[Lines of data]
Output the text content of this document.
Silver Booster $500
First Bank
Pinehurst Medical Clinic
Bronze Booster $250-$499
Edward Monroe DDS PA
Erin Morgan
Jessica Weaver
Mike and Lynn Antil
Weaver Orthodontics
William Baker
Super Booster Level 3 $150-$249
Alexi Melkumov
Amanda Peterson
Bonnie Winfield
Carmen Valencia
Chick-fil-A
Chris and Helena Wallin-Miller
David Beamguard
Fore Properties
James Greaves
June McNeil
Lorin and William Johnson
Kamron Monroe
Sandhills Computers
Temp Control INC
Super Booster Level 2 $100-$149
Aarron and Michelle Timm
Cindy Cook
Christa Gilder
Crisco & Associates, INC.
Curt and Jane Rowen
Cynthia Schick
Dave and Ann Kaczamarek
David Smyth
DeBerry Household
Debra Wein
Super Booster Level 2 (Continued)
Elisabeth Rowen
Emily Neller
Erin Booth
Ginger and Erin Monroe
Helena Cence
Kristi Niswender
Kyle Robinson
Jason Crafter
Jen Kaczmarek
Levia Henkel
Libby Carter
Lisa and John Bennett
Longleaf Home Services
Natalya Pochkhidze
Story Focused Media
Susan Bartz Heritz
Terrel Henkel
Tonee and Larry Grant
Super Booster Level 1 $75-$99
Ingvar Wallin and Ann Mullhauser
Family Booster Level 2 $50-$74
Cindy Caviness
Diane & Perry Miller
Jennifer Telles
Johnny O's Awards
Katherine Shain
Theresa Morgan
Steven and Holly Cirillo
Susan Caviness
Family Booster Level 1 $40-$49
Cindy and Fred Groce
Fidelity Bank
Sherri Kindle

_Work instructions_. Write down the full listing again, exactly.

_Exercise output_.
Output the text content of this document.
Silver Booster $500
First Bank
Pinehurst Medical Clinic
Bronze Booster $250-$499
Edward Monroe DDS PA
Erin Morgan
Jessica Weaver
Mike and Lynn Antil
Weaver Orthodontics
William Baker
Super Booster Level 3 $150-$249
Alexi Melkumov
Amanda Peterson
Bonnie Winfield
Carmen Valencia
Chick-fil-A
Chris and Helena Wallin-Miller
David Beamguard
Fore Properties
James Greaves
June McNeil
Lorin and William Johnson
Kamron Monroe
Sandhills Computers
Temp Control INC
Super Booster Level 2 $100-$149
Aarron and Michelle Timm
Cindy Cook
Christa Gilder
Crisco & Associates, INC.
Curt and Jane Rowen
Cynthia Schick
Dave and Ann Kaczamarek
David Smyth
DeBerry Household
Debra Wein
Super Booster Level 2 (Continued)
Elisabeth Rowen
Emily Neller
Erin Booth
Ginger and Erin Monroe
Helena Cence
Kristi Niswender
Kyle Robinson
Jason Crafter
Jen Kaczmarek
Levia Henkel
Libby Carter
Lisa and John Bennett
Longleaf Home Services
Natalya Pochkhidze
Story Focused Media
Susan Bartz Heritz
Terrel Henkel
Tonee and Larry Grant
Super Booster Level 1 $75-$99
Ingvar Wallin and Ann Mullhauser
Family Booster Level 2 $50-$74
Cindy Caviness
Diane & Perry Miller
Jennifer Telles
Johnny O's Awards
Katherine Shain
Theresa Morgan
Steven and Holly Cirillo
Susan Caviness
Family Booster Level 1 $40-$49
Cindy and Fred Groce
Fidelity Bank
Sherri Kindle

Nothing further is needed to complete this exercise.